## REQUIREMENTS
a: Put the records starting at the line that contains "heatmap-cell <box>388 818 392 824</box>" and ending at the line that contains "heatmap-cell <box>404 272 408 278</box>", both included, into a Markdown table with the columns Row and Record line, leaving out any blank lines.
b: Write what follows in the forum thread about drying bath bombs in the oven, picking up after its last line.

## QUOTED PASSAGE
# Bath bombs drying the oven?



## Holly8991 (Jul 29, 2018)

I was watching a youtube video and they dried them in the oven.  So I searched on here and found a 2009 thread about it.  Hey, I didn't know bath bombs even existed in 2009!  Anyway,  has anyone done this with success?


----------



## shunt2011 (Jul 29, 2018)

Okay, I can speak personally on this.  Male the bombs and let them dry overnight. Then you can put them in the oven. I tried it last night not thinking and they blew up to 2 1/2 times their original size.  Wasn’t thinking clearly, too tired.  They were too moist. However, when I usually make them and let them dry for 8 or so hours then I put them in the oven. I was it to 170 then turn it off when they go in and I have no problem.  



   These were laughable for sure.


----------



## Misschief (Jul 29, 2018)

## DATASET ROWS

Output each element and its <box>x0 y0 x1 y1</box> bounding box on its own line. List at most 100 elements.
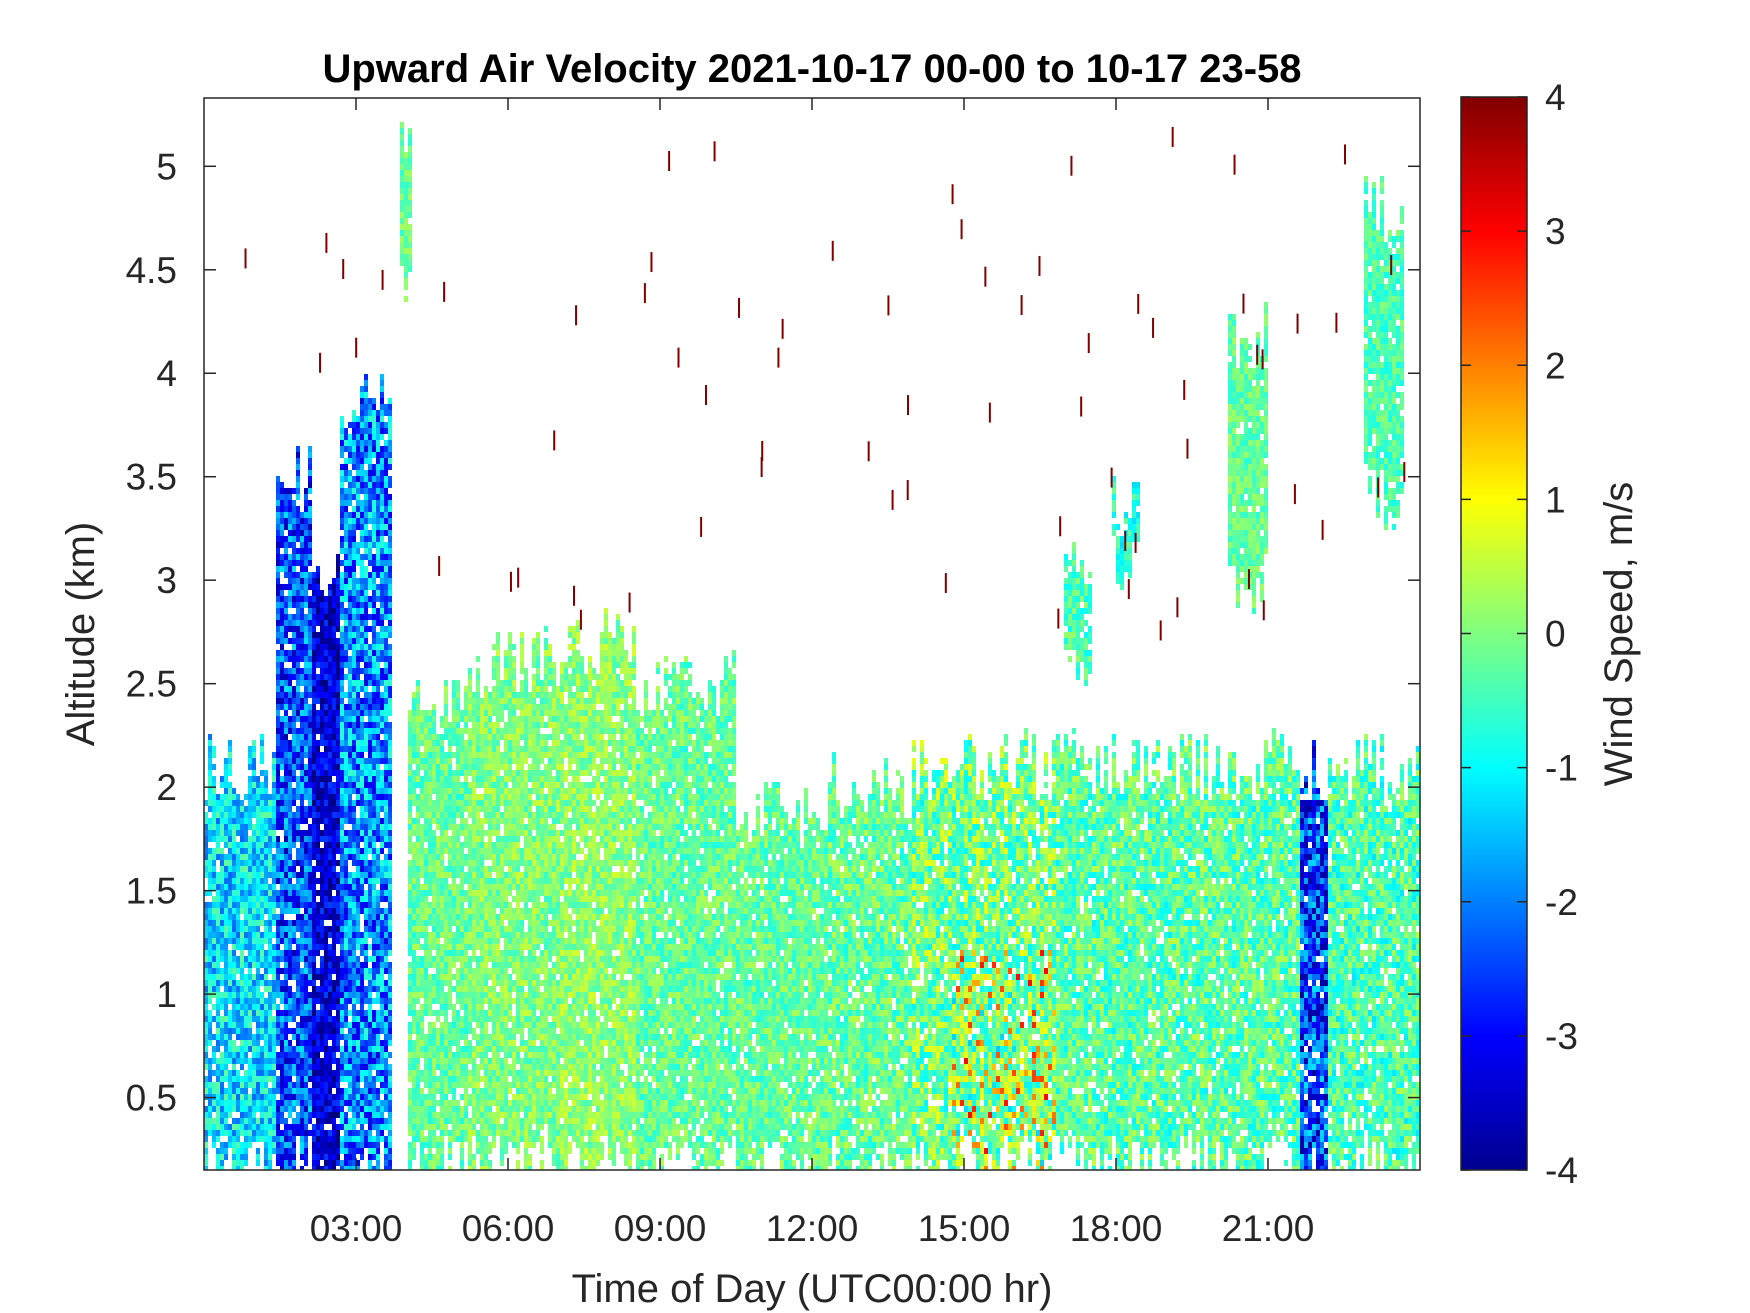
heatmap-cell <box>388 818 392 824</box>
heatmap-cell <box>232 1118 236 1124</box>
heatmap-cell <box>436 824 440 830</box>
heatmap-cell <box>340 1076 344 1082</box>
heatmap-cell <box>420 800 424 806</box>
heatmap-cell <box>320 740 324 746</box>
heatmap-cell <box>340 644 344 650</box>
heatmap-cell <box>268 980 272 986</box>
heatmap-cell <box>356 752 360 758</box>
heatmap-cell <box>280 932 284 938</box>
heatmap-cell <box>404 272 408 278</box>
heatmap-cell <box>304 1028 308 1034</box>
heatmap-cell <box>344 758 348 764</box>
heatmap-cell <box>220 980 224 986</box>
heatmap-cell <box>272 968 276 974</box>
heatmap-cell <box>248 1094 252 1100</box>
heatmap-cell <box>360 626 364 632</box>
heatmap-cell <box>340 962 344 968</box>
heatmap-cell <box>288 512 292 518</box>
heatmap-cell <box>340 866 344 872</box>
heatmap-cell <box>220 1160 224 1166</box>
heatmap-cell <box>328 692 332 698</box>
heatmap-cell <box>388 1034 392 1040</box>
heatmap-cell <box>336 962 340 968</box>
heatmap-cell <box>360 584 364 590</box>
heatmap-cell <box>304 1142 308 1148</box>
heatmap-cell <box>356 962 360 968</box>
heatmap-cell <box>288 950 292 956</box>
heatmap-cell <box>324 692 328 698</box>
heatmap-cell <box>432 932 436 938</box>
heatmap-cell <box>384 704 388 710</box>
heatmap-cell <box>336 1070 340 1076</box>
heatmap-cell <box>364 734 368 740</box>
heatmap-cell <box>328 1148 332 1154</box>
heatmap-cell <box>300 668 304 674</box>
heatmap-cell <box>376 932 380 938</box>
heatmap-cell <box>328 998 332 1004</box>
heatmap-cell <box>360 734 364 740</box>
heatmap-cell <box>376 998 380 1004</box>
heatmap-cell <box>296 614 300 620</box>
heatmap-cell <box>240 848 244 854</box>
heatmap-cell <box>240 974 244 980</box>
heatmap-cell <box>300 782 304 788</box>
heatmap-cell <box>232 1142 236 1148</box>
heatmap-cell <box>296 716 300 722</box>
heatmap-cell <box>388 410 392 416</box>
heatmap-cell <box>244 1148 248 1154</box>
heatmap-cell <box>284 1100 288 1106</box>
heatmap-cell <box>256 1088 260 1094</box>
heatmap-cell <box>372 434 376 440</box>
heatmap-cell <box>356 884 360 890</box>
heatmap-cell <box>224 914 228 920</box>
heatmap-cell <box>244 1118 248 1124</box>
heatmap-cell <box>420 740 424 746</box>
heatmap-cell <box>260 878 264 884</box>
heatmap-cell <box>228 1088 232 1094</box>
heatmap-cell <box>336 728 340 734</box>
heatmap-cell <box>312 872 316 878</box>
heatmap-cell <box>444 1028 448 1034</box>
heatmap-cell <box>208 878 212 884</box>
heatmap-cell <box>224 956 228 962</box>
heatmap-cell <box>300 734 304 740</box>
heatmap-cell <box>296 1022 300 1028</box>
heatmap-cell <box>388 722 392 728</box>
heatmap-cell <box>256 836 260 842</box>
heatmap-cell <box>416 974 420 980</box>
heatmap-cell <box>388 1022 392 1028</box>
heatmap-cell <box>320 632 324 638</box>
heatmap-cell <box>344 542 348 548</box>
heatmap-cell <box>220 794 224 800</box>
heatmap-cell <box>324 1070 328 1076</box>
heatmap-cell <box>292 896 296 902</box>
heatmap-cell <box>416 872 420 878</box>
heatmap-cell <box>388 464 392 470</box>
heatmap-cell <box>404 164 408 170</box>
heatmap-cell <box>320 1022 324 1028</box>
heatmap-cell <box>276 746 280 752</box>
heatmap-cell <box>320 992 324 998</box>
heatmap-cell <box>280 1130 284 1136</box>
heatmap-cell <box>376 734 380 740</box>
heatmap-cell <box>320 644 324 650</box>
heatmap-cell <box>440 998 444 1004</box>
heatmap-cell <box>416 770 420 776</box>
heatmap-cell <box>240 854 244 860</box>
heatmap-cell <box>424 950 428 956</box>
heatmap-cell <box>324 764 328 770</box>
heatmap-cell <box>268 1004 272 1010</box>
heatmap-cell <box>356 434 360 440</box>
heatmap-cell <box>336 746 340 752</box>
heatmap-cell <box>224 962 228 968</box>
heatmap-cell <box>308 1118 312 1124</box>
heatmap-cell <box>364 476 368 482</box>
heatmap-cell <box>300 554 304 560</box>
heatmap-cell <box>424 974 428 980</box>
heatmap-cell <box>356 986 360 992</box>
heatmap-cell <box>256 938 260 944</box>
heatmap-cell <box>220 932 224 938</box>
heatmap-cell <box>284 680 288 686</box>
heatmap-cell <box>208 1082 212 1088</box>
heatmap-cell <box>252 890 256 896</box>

## ANSWERS IN ORDER
a:
| Row | Record line |
|---|---|
| 1 | heatmap-cell <box>388 818 392 824</box> |
| 2 | heatmap-cell <box>232 1118 236 1124</box> |
| 3 | heatmap-cell <box>436 824 440 830</box> |
| 4 | heatmap-cell <box>340 1076 344 1082</box> |
| 5 | heatmap-cell <box>420 800 424 806</box> |
| 6 | heatmap-cell <box>320 740 324 746</box> |
| 7 | heatmap-cell <box>340 644 344 650</box> |
| 8 | heatmap-cell <box>268 980 272 986</box> |
| 9 | heatmap-cell <box>356 752 360 758</box> |
| 10 | heatmap-cell <box>280 932 284 938</box> |
| 11 | heatmap-cell <box>404 272 408 278</box> |

b:
shunt2011 said:


> Okay, I can speak personally on this.  Male the bombs and let them dry overnight. Then you can put them in the oven. I tried it last night not thinking and they blew up to 2 1/2 times their original size.  Wasn’t thinking clearly, too tired.  They were too moist. However, when I usually make them and let them dry for 8 or so hours then I put them in the oven. I was it to 170 then turn it off when they go in and I have no problem.  View attachment 31390
> These were laughable for sure.



Oops.


----------



## Holly8991 (Jul 29, 2018)

Eek


----------



## Relle (Jul 30, 2018)

Holly8991 said:


> I searched on here and found a 2009 thread about it.  Hey, I didn't know bath bombs even existed in 2009!



It's only 9 yrs ago, of course they go beyond 2009. The first one was made in 1989 - 29 yrs ago . It's not actually the dinosaur age .


----------



## Holly8991 (Jul 30, 2018)

I had no idea!  I always used those balls that had the oil inside and the outer part melted away.


----------



## Livx (Aug 28, 2018)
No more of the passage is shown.